***** TEKS DITAMPILKAN *****

Budi Pekerti

Hidupkan kembali tradisi di setiap desa yang memicu keguyuban dan kegotongroyongan sekaligus keselarasan dengan bumi - seperti merti desa, sedekah bumi, dan sejenisnya.

Rabu, 9 Oktober 2019 | 08:08 WIB
0
374
Budi Pekerti
ILustrasi budi pekerti (Foto: ciputraceo.net)

Dinamika yang terjadi belakangan ini, terkait dengan demonstrasi yang berujung kerusuhan, menyadarkan kita kurangnya satu hal dalam kehidupan berbangsa dan bernegara: Budi Pekerti. Ini menegaskan apa yang pernah diungkapkan sebagian pemerhati pendidikan, bahwa sudah saatnya kita kembali menguatkan budi pekerti.

Pada era 90 ke sini, trend di dunia pendidikan kita adalah menguatkan pendidikan agama. Tak hanya dalam pendidikan formal, tetapi juga dalam pendidikan informal, agama menjadi menu yang semakin dominan. Hasilnya, bangsa kita semakin agamis - yang paling mudah menandai adalah dari gaya busana dan makin intensnya terminologi agama dipergunakan dalam berbagai tanah kehidupan termasuk politik.

*****

### [DESKRIPSI TUGAS]
Menurut tulisan tentang budi pekerti, apa tren di dunia pendidikan sejak era 90-an?

***** SEGMEN DATA *****

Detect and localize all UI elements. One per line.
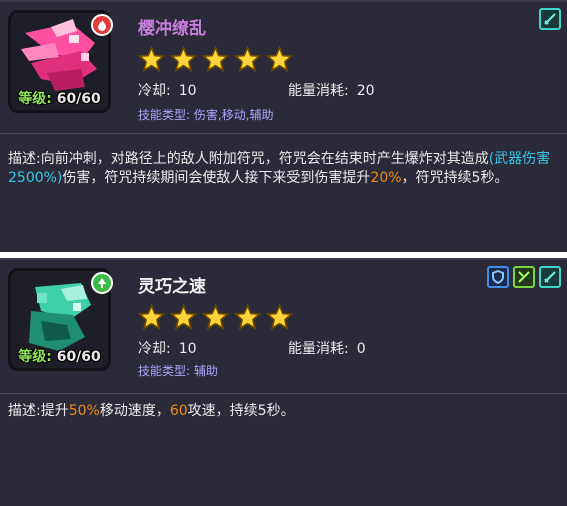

*****

### [HASIL TUGAS]
Menguatkan pendidikan agama.